EXERCISE DESCRIPTION:
Reproduce the material below, replacing every "volume-bar" with "volume-column" and changing nothing else. Leave the pictures out.

AVAILABLE RECORDS:
———

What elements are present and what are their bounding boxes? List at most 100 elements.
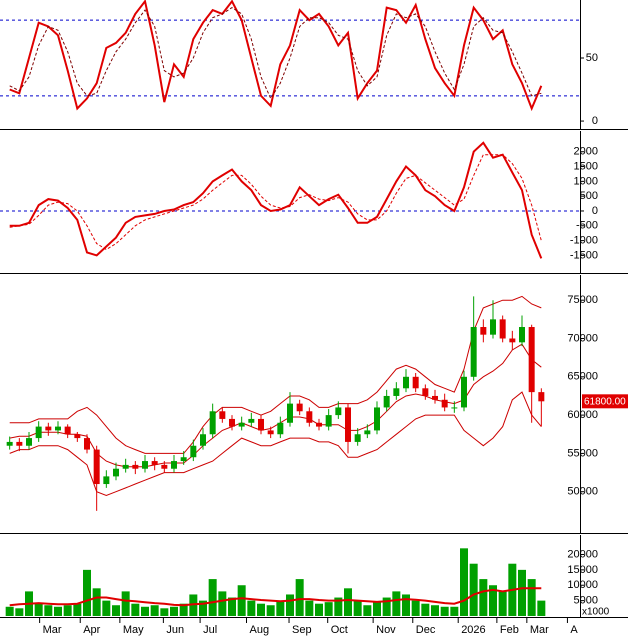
volume-bar xyxy=(527,579,536,616)
candle-body xyxy=(74,434,81,439)
candle-body xyxy=(45,426,52,431)
volume-bar xyxy=(324,602,333,616)
candle-body xyxy=(35,426,42,439)
candle-body xyxy=(219,411,226,419)
volume-bar xyxy=(295,579,304,616)
candle-body xyxy=(383,395,390,408)
volume-bar xyxy=(218,591,227,616)
volume-bar xyxy=(353,600,362,616)
volume-bar xyxy=(518,569,526,616)
volume-bar xyxy=(15,608,24,616)
candle-body xyxy=(403,376,409,389)
volume-bar xyxy=(247,600,256,616)
y-tick-label: 1500 xyxy=(574,160,598,172)
candle-body xyxy=(306,411,313,423)
candle-body xyxy=(528,327,535,393)
candle-body xyxy=(451,407,458,409)
candle-body xyxy=(142,461,148,469)
candle-body xyxy=(470,327,477,377)
volume-average-line xyxy=(9,587,542,607)
volume-bar xyxy=(228,597,236,616)
candle-body xyxy=(432,395,438,400)
volume-bar xyxy=(363,605,372,616)
volume-bar xyxy=(392,591,401,616)
x-tick-label: Feb xyxy=(500,624,519,636)
candle-body xyxy=(248,418,255,423)
x-tick-label: A xyxy=(570,624,578,636)
volume-bar xyxy=(102,600,111,616)
volume-bar xyxy=(5,606,14,616)
candle-body xyxy=(538,392,545,402)
y-tick-label: 0 xyxy=(592,115,598,127)
volume-bar xyxy=(34,603,43,616)
volume-bar xyxy=(440,606,449,616)
candle-body xyxy=(16,441,23,446)
y-tick-label: 1000 xyxy=(574,175,598,187)
volume-bar xyxy=(421,603,430,616)
volume-bar xyxy=(460,548,468,616)
candle-body xyxy=(238,422,245,427)
candle-body xyxy=(519,327,525,343)
volume-bar xyxy=(112,605,120,616)
candle-body xyxy=(132,464,139,469)
candle-body xyxy=(84,438,90,450)
volume-bar xyxy=(150,605,159,616)
candle-body xyxy=(393,388,400,396)
candle-body xyxy=(441,399,448,408)
indicator-line xyxy=(9,154,542,251)
candle-body xyxy=(171,461,177,469)
candle-body xyxy=(296,403,303,412)
y-tick-label: 0 xyxy=(592,205,598,217)
y-tick-label: 70000 xyxy=(567,332,598,344)
candle-body xyxy=(122,464,129,469)
volume-bar xyxy=(179,603,188,616)
price-label-box xyxy=(582,394,628,409)
y-tick-label: 50000 xyxy=(567,486,598,498)
volume-bar xyxy=(121,591,130,616)
y-tick-label: 20000 xyxy=(567,548,598,560)
volume-bar xyxy=(402,594,410,616)
y-tick-label: -1000 xyxy=(570,235,598,247)
candle-body xyxy=(316,422,322,427)
volume-bar xyxy=(266,605,275,616)
x-tick-label: Nov xyxy=(376,624,396,636)
candle-body xyxy=(229,418,235,427)
candle-body xyxy=(267,430,274,435)
candle-body xyxy=(354,434,361,442)
volume-bar xyxy=(83,569,91,616)
volume-bar xyxy=(199,600,207,616)
candle-body xyxy=(209,411,216,435)
candle-body xyxy=(55,426,61,431)
volume-bar xyxy=(334,597,343,616)
candle-body xyxy=(364,430,371,435)
volume-bar xyxy=(315,603,323,616)
candle-body xyxy=(287,403,293,423)
candle-body xyxy=(64,426,71,435)
candle-body xyxy=(335,407,342,416)
x-tick-label: Mar xyxy=(43,624,62,636)
candle-body xyxy=(113,468,119,477)
indicator-line xyxy=(9,7,542,100)
volume-bar xyxy=(479,579,488,616)
x-tick-label: 2026 xyxy=(461,624,485,636)
band-line xyxy=(9,391,542,497)
volume-bar xyxy=(382,597,391,616)
band-line xyxy=(9,295,542,454)
x-tick-label: Oct xyxy=(331,624,348,636)
candle-body xyxy=(258,418,264,431)
y-tick-label: 2000 xyxy=(574,146,598,158)
candle-body xyxy=(151,461,158,465)
candle-body xyxy=(499,319,506,339)
candle-body xyxy=(26,438,32,446)
volume-bar xyxy=(344,588,352,616)
x-tick-label: May xyxy=(123,624,144,636)
volume-bar xyxy=(257,603,265,616)
x-tick-label: Aug xyxy=(250,624,270,636)
candle-body xyxy=(509,338,516,343)
candle-body xyxy=(93,449,100,485)
candle-body xyxy=(345,407,351,442)
y-tick-label: 15000 xyxy=(567,564,598,576)
candle-body xyxy=(190,445,197,458)
y-tick-label: -1500 xyxy=(570,249,598,261)
x-tick-label: Mar xyxy=(530,624,549,636)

———

RESULT OF THE EXERCISE:
What elements are present and what are their bounding boxes? List at most 100 elements.
volume-column xyxy=(527,579,536,616)
candle-body xyxy=(74,434,81,439)
candle-body xyxy=(45,426,52,431)
volume-column xyxy=(324,602,333,616)
candle-body xyxy=(35,426,42,439)
candle-body xyxy=(219,411,226,419)
volume-column xyxy=(295,579,304,616)
candle-body xyxy=(383,395,390,408)
volume-column xyxy=(218,591,227,616)
volume-column xyxy=(353,600,362,616)
volume-column xyxy=(518,569,526,616)
volume-column xyxy=(15,608,24,616)
candle-body xyxy=(403,376,409,389)
volume-column xyxy=(247,600,256,616)
y-tick-label: 1500 xyxy=(574,160,598,172)
candle-body xyxy=(306,411,313,423)
candle-body xyxy=(528,327,535,393)
candle-body xyxy=(451,407,458,409)
candle-body xyxy=(142,461,148,469)
candle-body xyxy=(470,327,477,377)
volume-average-line xyxy=(9,587,542,607)
volume-column xyxy=(228,597,236,616)
candle-body xyxy=(432,395,438,400)
volume-column xyxy=(363,605,372,616)
volume-column xyxy=(392,591,401,616)
x-tick-label: Feb xyxy=(500,624,519,636)
candle-body xyxy=(248,418,255,423)
x-tick-label: A xyxy=(570,624,578,636)
volume-column xyxy=(102,600,111,616)
volume-column xyxy=(5,606,14,616)
candle-body xyxy=(538,392,545,402)
y-tick-label: 0 xyxy=(592,115,598,127)
volume-column xyxy=(34,603,43,616)
volume-column xyxy=(440,606,449,616)
candle-body xyxy=(16,441,23,446)
y-tick-label: 1000 xyxy=(574,175,598,187)
volume-column xyxy=(421,603,430,616)
volume-column xyxy=(460,548,468,616)
candle-body xyxy=(238,422,245,427)
candle-body xyxy=(519,327,525,343)
volume-column xyxy=(112,605,120,616)
candle-body xyxy=(132,464,139,469)
candle-body xyxy=(84,438,90,450)
volume-column xyxy=(150,605,159,616)
candle-body xyxy=(393,388,400,396)
candle-body xyxy=(441,399,448,408)
indicator-line xyxy=(9,154,542,251)
candle-body xyxy=(171,461,177,469)
candle-body xyxy=(296,403,303,412)
y-tick-label: 0 xyxy=(592,205,598,217)
y-tick-label: 70000 xyxy=(567,332,598,344)
candle-body xyxy=(122,464,129,469)
volume-column xyxy=(179,603,188,616)
price-label-box xyxy=(582,394,628,409)
y-tick-label: 50000 xyxy=(567,486,598,498)
volume-column xyxy=(121,591,130,616)
y-tick-label: 20000 xyxy=(567,548,598,560)
volume-column xyxy=(402,594,410,616)
y-tick-label: -1000 xyxy=(570,235,598,247)
candle-body xyxy=(316,422,322,427)
volume-column xyxy=(266,605,275,616)
x-tick-label: Nov xyxy=(376,624,396,636)
candle-body xyxy=(229,418,235,427)
candle-body xyxy=(267,430,274,435)
candle-body xyxy=(354,434,361,442)
volume-column xyxy=(83,569,91,616)
volume-column xyxy=(199,600,207,616)
candle-body xyxy=(209,411,216,435)
candle-body xyxy=(55,426,61,431)
volume-column xyxy=(334,597,343,616)
candle-body xyxy=(364,430,371,435)
volume-column xyxy=(315,603,323,616)
candle-body xyxy=(287,403,293,423)
candle-body xyxy=(64,426,71,435)
candle-body xyxy=(335,407,342,416)
x-tick-label: Mar xyxy=(43,624,62,636)
candle-body xyxy=(113,468,119,477)
indicator-line xyxy=(9,7,542,100)
volume-column xyxy=(479,579,488,616)
x-tick-label: 2026 xyxy=(461,624,485,636)
band-line xyxy=(9,391,542,497)
volume-column xyxy=(382,597,391,616)
band-line xyxy=(9,295,542,454)
x-tick-label: Oct xyxy=(331,624,348,636)
candle-body xyxy=(258,418,264,431)
y-tick-label: 2000 xyxy=(574,146,598,158)
candle-body xyxy=(151,461,158,465)
candle-body xyxy=(499,319,506,339)
candle-body xyxy=(26,438,32,446)
volume-column xyxy=(344,588,352,616)
x-tick-label: May xyxy=(123,624,144,636)
volume-column xyxy=(257,603,265,616)
x-tick-label: Aug xyxy=(250,624,270,636)
candle-body xyxy=(509,338,516,343)
candle-body xyxy=(93,449,100,485)
candle-body xyxy=(345,407,351,442)
y-tick-label: 15000 xyxy=(567,564,598,576)
candle-body xyxy=(190,445,197,458)
y-tick-label: -1500 xyxy=(570,249,598,261)
x-tick-label: Mar xyxy=(530,624,549,636)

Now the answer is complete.